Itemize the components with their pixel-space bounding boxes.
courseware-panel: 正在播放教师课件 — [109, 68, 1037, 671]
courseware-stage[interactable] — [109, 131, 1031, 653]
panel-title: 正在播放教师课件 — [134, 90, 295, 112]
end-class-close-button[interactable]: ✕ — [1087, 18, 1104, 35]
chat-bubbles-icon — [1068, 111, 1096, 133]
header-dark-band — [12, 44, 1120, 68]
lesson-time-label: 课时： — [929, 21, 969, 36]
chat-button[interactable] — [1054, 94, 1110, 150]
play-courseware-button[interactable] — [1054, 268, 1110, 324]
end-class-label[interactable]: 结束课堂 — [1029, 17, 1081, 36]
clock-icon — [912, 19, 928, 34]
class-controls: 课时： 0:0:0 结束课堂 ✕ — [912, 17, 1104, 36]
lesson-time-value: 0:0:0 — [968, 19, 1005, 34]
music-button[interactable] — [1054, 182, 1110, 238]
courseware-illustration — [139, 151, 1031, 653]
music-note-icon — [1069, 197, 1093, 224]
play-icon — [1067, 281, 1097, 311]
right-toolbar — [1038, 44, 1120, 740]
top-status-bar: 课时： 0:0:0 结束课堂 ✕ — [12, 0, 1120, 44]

+--

[Given instruction]
Can you rewrite every line of the entries above as a JSON list of strings, with one string per line and any blank lines left out?

[Output of the exercise]
[
  "Itemize the components with their pixel-space bounding boxes.",
  "courseware-panel: 正在播放教师课件 — [109, 68, 1037, 671]",
  "courseware-stage[interactable] — [109, 131, 1031, 653]",
  "panel-title: 正在播放教师课件 — [134, 90, 295, 112]",
  "end-class-close-button[interactable]: ✕ — [1087, 18, 1104, 35]",
  "chat-bubbles-icon — [1068, 111, 1096, 133]",
  "header-dark-band — [12, 44, 1120, 68]",
  "lesson-time-label: 课时： — [929, 21, 969, 36]",
  "chat-button[interactable] — [1054, 94, 1110, 150]",
  "play-courseware-button[interactable] — [1054, 268, 1110, 324]",
  "end-class-label[interactable]: 结束课堂 — [1029, 17, 1081, 36]",
  "clock-icon — [912, 19, 928, 34]",
  "class-controls: 课时： 0:0:0 结束课堂 ✕ — [912, 17, 1104, 36]",
  "lesson-time-value: 0:0:0 — [968, 19, 1005, 34]",
  "music-button[interactable] — [1054, 182, 1110, 238]",
  "courseware-illustration — [139, 151, 1031, 653]",
  "music-note-icon — [1069, 197, 1093, 224]",
  "play-icon — [1067, 281, 1097, 311]",
  "right-toolbar — [1038, 44, 1120, 740]",
  "top-status-bar: 课时： 0:0:0 结束课堂 ✕ — [12, 0, 1120, 44]"
]